Data records
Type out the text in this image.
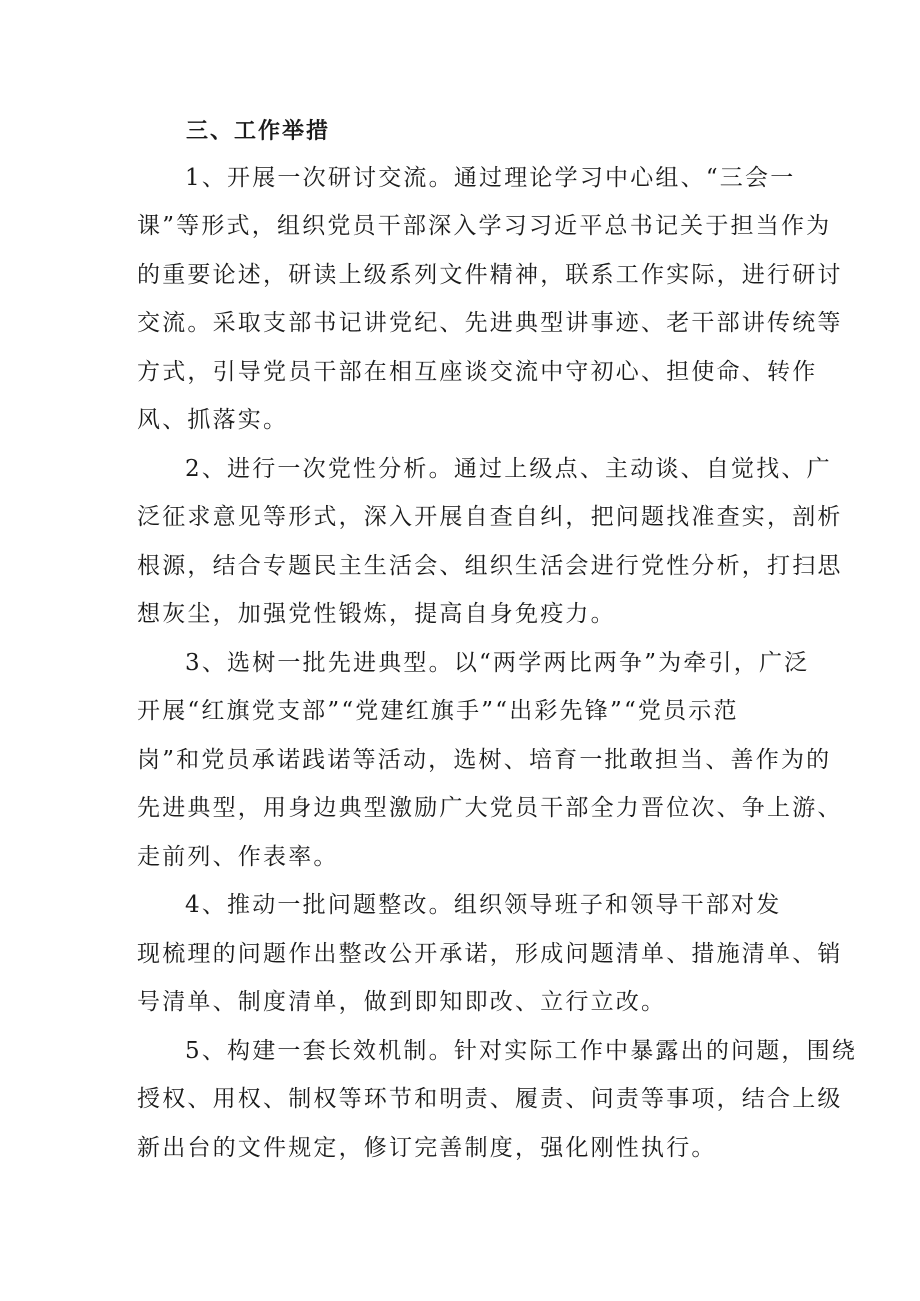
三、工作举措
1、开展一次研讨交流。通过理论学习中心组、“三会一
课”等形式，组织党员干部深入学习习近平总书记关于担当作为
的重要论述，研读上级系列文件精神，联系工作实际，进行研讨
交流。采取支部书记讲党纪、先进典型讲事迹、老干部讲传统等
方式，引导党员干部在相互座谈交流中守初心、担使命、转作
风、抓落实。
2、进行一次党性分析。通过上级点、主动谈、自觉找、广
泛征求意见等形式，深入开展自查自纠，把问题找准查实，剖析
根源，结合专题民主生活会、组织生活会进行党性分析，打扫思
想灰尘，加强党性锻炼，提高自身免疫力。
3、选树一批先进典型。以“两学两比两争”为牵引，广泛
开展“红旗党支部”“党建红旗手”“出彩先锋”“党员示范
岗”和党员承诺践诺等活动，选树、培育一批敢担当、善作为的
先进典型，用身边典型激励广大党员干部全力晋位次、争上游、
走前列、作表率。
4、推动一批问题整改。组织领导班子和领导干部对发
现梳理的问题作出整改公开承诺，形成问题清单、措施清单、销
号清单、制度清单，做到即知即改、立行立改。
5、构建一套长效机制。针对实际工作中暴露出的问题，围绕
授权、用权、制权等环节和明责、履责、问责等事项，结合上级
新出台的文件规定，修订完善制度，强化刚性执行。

---

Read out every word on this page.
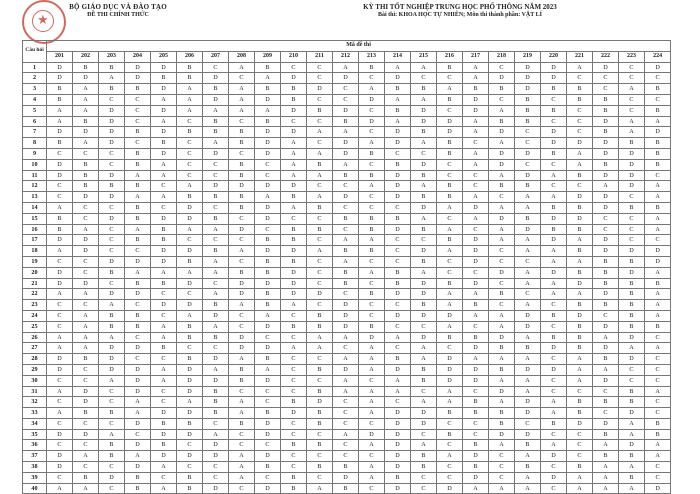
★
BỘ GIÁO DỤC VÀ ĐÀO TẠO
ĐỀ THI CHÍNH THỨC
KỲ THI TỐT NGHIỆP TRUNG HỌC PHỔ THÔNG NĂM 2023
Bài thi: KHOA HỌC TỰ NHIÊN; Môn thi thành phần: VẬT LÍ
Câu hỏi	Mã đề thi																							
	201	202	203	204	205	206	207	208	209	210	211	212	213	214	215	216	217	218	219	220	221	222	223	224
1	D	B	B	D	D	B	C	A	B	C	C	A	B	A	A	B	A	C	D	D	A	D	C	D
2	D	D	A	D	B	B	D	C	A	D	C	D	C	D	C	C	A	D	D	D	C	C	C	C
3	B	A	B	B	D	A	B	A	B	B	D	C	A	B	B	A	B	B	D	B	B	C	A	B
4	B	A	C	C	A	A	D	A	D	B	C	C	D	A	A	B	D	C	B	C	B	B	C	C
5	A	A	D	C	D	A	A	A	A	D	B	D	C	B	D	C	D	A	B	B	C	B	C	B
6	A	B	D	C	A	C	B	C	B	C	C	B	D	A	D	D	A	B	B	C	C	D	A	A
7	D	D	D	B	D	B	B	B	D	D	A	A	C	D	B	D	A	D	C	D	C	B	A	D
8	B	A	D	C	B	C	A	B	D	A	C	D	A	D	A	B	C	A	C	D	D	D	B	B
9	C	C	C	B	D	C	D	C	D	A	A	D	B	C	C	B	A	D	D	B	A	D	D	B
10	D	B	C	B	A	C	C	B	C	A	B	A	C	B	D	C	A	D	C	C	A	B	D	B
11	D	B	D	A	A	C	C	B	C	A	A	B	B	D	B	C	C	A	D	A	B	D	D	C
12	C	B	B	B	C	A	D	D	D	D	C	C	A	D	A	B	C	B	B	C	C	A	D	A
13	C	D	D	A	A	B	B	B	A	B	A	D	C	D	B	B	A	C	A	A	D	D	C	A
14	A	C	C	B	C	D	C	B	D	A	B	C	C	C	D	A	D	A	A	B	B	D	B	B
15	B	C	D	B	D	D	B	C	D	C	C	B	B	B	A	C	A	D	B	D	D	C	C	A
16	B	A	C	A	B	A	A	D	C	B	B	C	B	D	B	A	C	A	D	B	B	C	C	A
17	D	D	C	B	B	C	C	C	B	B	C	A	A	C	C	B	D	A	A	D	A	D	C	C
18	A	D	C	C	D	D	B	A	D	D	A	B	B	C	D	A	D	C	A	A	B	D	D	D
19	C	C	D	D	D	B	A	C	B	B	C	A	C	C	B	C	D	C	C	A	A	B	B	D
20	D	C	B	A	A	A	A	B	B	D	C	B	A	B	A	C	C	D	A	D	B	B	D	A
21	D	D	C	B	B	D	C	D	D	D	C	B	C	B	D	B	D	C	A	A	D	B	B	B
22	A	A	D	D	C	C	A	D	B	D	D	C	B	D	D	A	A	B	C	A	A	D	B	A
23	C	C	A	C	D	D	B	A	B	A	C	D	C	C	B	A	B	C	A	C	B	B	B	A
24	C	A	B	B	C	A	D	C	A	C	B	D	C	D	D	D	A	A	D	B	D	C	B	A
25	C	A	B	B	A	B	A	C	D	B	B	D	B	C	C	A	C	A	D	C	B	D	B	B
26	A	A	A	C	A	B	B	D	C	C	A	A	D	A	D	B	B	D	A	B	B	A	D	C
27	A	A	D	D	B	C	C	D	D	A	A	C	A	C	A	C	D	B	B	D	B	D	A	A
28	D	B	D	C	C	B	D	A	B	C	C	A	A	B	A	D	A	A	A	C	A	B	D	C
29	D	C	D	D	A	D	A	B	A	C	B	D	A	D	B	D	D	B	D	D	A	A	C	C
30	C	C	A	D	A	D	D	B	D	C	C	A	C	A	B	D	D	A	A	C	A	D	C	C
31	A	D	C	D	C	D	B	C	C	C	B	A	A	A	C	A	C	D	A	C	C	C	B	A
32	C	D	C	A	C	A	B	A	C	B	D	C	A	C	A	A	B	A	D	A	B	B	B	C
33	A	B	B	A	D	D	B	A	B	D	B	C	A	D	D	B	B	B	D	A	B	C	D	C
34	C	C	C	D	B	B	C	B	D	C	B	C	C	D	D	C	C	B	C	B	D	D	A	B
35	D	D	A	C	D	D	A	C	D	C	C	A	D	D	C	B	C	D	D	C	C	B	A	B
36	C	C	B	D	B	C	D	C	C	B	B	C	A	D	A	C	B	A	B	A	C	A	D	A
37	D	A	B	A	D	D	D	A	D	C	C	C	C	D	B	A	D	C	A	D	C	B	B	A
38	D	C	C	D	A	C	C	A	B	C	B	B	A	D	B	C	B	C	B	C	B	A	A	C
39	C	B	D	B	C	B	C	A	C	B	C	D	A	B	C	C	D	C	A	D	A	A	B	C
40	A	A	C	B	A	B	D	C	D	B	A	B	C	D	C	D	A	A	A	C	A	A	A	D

▶ [BRIEF]: Take every line from the records above that has the word "this" and copy it.

▶ [OUTPUT OF THE TASK]:
Type out the text in this image.
Read out every word on this page.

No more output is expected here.